WHAT YOU ARE ASKED TO DO: Return the material exactly as supplied, apart from the pictures, which are omitted.

RECORDS FOR THE EXERCISE:
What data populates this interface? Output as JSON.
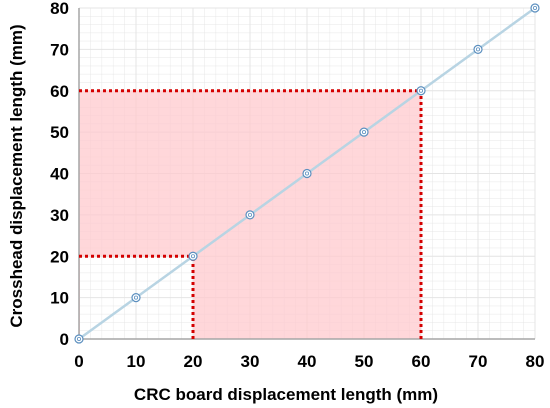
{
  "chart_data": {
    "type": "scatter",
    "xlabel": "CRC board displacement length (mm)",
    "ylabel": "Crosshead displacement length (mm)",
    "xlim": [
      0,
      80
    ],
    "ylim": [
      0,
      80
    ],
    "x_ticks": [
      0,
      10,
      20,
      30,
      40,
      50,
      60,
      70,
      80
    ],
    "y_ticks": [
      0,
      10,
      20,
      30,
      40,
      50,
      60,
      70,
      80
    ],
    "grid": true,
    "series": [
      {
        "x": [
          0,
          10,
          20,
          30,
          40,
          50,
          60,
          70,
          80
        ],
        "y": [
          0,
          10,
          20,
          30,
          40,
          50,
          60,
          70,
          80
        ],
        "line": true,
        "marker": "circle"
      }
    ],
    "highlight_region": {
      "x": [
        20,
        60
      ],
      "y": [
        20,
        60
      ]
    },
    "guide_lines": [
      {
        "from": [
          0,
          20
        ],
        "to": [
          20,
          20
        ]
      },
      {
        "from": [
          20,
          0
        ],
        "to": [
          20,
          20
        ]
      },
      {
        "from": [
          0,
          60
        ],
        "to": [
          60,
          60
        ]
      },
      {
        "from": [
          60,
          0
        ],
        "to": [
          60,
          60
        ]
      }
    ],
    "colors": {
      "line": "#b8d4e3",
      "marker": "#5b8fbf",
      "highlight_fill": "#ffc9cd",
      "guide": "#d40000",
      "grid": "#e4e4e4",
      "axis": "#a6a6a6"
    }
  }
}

EXPECTED OUTPUT:
What data populates this interface? Output as JSON.
{
  "chart_data": {
    "type": "scatter",
    "xlabel": "CRC board displacement length (mm)",
    "ylabel": "Crosshead displacement length (mm)",
    "xlim": [
      0,
      80
    ],
    "ylim": [
      0,
      80
    ],
    "x_ticks": [
      0,
      10,
      20,
      30,
      40,
      50,
      60,
      70,
      80
    ],
    "y_ticks": [
      0,
      10,
      20,
      30,
      40,
      50,
      60,
      70,
      80
    ],
    "grid": true,
    "series": [
      {
        "x": [
          0,
          10,
          20,
          30,
          40,
          50,
          60,
          70,
          80
        ],
        "y": [
          0,
          10,
          20,
          30,
          40,
          50,
          60,
          70,
          80
        ],
        "line": true,
        "marker": "circle"
      }
    ],
    "highlight_region": {
      "x": [
        20,
        60
      ],
      "y": [
        20,
        60
      ]
    },
    "guide_lines": [
      {
        "from": [
          0,
          20
        ],
        "to": [
          20,
          20
        ]
      },
      {
        "from": [
          20,
          0
        ],
        "to": [
          20,
          20
        ]
      },
      {
        "from": [
          0,
          60
        ],
        "to": [
          60,
          60
        ]
      },
      {
        "from": [
          60,
          0
        ],
        "to": [
          60,
          60
        ]
      }
    ],
    "colors": {
      "line": "#b8d4e3",
      "marker": "#5b8fbf",
      "highlight_fill": "#ffc9cd",
      "guide": "#d40000",
      "grid": "#e4e4e4",
      "axis": "#a6a6a6"
    }
  }
}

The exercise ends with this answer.